**THE PROBLEM**
Count the lines containing "JSON" in the entries underneath, and state that count without anything else.

:: INPUT MATERIAL

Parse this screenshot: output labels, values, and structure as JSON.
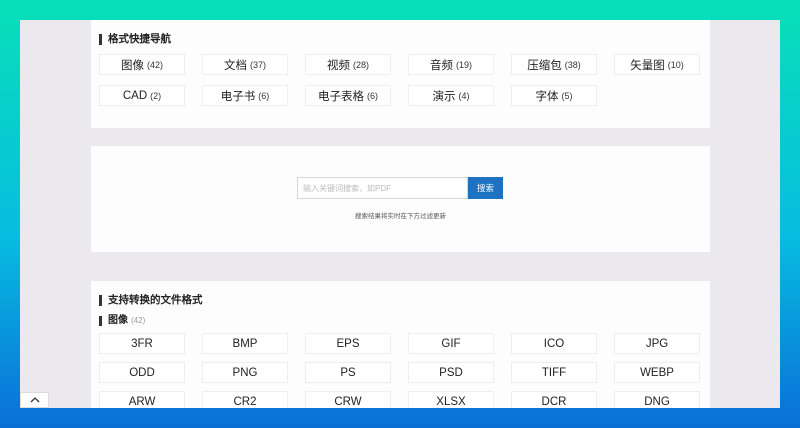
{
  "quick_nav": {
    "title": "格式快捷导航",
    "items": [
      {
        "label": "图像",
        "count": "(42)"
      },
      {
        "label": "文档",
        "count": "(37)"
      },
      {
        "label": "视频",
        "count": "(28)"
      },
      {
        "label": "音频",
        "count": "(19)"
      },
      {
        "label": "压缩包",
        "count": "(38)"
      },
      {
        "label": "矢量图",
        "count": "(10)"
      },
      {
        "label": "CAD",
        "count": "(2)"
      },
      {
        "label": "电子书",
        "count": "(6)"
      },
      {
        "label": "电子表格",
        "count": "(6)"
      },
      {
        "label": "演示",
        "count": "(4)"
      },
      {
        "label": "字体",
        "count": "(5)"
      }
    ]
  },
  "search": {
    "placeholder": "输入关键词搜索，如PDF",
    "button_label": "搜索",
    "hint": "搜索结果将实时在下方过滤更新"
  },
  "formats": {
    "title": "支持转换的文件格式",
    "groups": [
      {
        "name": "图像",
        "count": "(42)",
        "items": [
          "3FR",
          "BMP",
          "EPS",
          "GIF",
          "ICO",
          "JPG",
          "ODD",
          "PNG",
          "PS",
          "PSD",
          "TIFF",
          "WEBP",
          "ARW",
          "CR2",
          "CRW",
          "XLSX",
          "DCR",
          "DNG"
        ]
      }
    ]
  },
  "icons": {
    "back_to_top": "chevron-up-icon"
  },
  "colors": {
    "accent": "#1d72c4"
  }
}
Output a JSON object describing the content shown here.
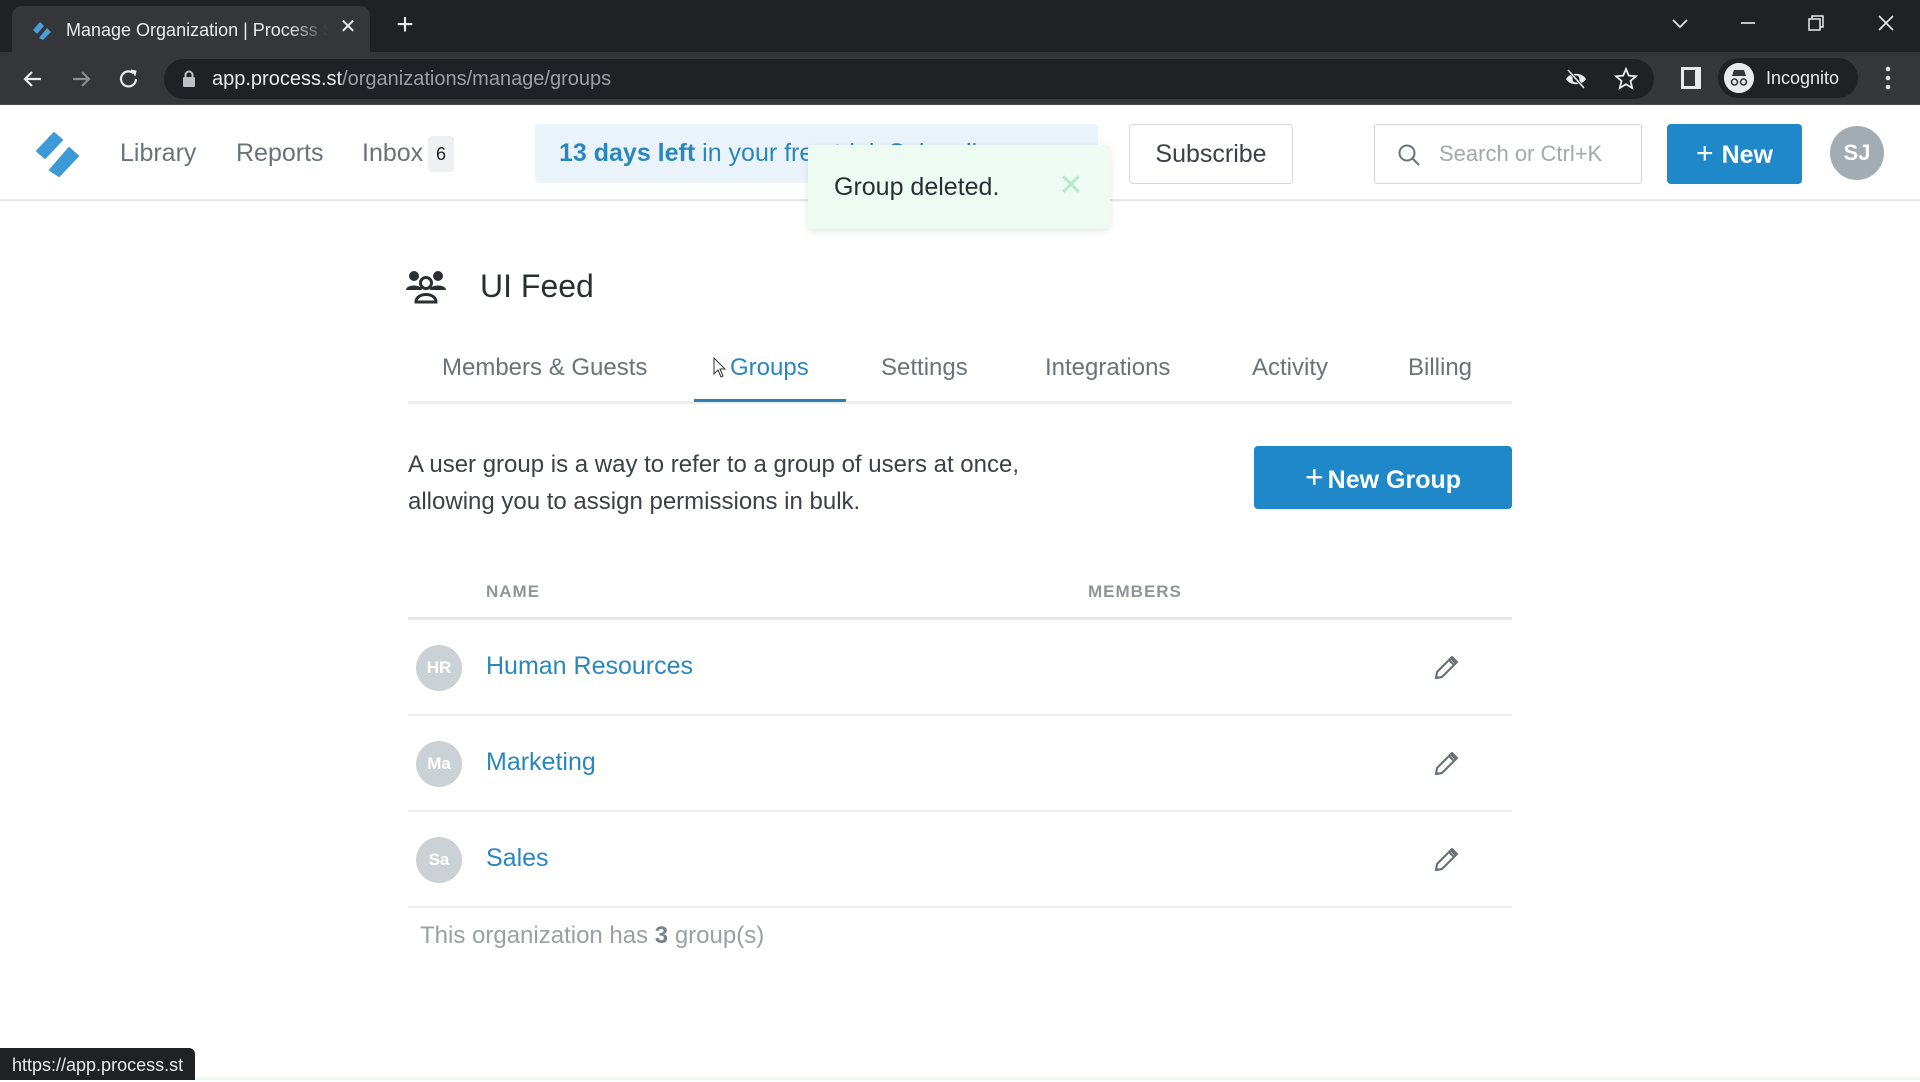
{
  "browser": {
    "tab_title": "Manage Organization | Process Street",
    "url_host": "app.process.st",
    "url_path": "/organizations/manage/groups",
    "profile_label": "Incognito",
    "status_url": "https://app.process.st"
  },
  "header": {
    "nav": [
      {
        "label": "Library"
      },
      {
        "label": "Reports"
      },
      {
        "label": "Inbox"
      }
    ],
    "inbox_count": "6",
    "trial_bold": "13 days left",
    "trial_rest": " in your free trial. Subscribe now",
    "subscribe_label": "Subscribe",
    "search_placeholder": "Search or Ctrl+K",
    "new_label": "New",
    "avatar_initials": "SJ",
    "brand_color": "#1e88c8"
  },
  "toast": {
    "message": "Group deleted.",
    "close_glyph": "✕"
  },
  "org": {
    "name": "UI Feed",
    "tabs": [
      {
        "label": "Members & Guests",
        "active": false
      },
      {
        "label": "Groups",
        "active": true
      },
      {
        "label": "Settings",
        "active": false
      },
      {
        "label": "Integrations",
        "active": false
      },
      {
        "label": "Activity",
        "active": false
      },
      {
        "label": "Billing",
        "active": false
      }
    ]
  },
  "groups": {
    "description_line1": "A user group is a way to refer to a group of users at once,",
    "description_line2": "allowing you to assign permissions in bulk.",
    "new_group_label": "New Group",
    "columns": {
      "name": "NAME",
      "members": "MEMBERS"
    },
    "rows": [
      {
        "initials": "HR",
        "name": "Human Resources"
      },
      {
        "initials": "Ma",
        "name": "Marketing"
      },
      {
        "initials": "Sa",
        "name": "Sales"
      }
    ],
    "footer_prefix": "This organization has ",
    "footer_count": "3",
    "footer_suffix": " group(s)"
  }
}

::::
:: INPUT MATERIAL

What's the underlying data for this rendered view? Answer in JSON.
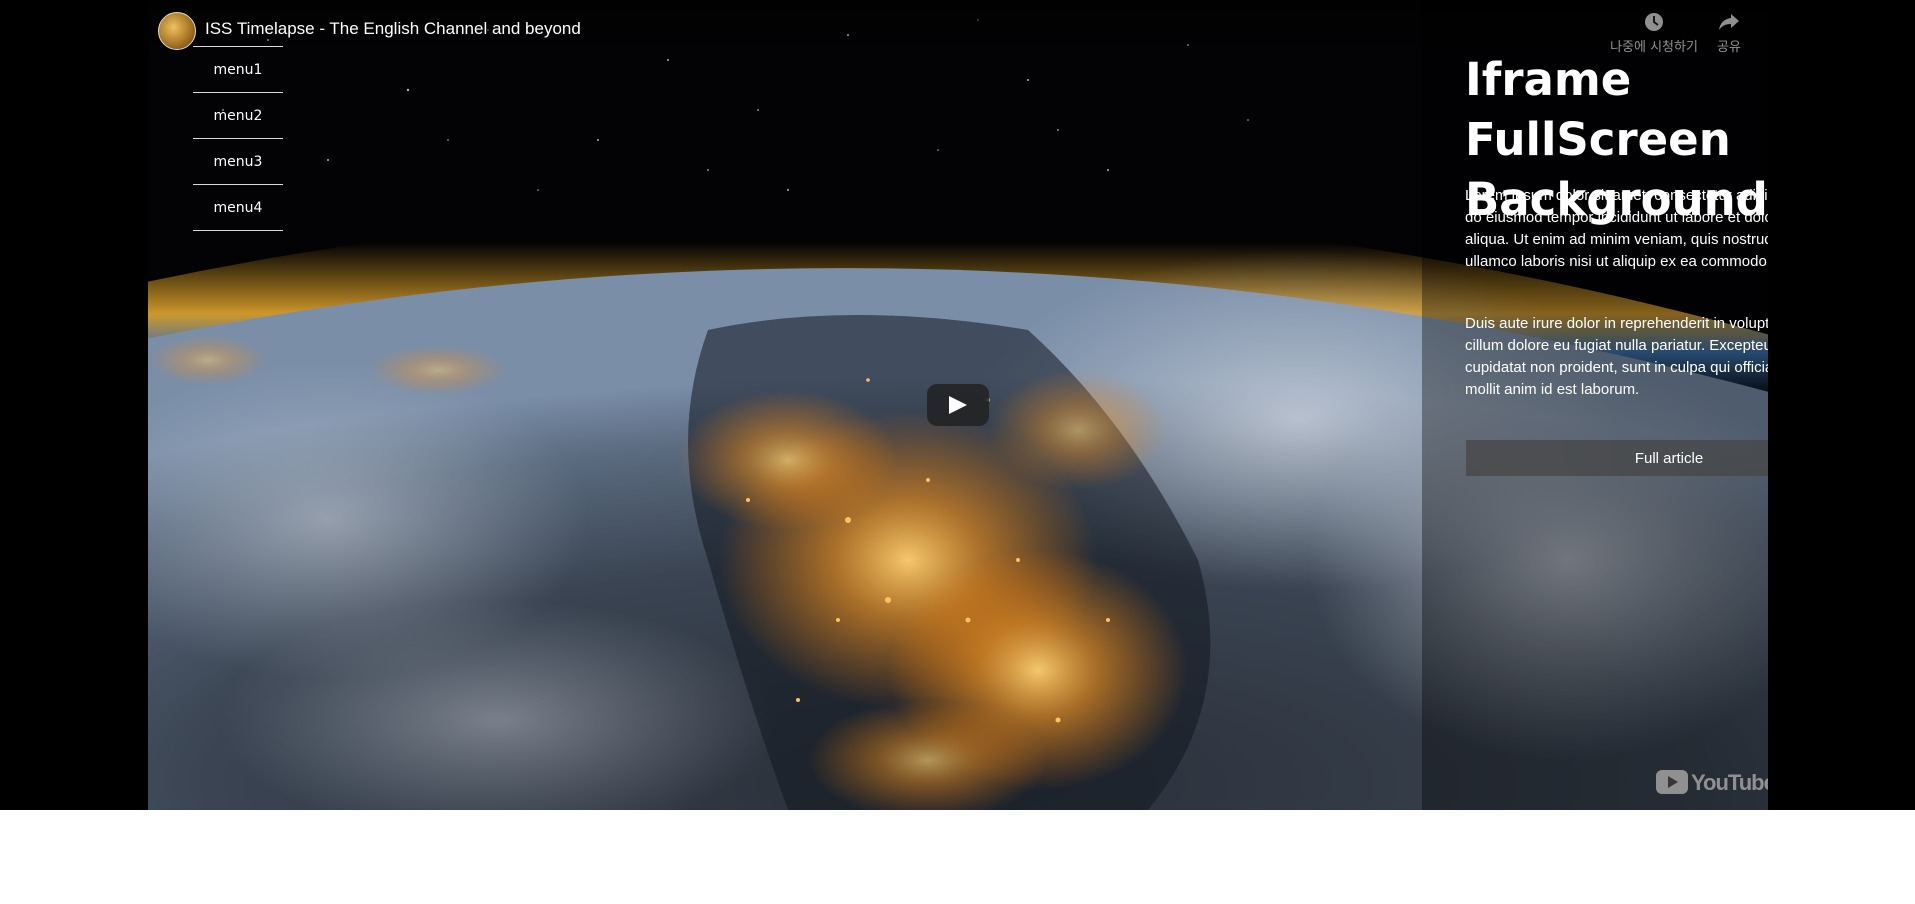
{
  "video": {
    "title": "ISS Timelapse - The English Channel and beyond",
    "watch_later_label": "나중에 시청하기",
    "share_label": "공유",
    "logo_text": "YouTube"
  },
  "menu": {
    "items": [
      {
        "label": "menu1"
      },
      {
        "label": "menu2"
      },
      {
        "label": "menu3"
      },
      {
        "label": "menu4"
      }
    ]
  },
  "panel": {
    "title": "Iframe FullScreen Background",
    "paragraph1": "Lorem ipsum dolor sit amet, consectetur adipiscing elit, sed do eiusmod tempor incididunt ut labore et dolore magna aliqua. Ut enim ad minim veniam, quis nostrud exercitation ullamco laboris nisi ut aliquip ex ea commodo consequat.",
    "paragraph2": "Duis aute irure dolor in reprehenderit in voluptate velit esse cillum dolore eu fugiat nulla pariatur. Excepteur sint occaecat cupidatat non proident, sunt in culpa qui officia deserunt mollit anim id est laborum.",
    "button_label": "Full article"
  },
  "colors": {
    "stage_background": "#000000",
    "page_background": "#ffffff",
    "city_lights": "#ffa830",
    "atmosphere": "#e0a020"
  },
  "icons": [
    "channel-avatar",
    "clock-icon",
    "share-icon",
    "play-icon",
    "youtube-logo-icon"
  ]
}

::::

**EXPECTED ANSWER**
3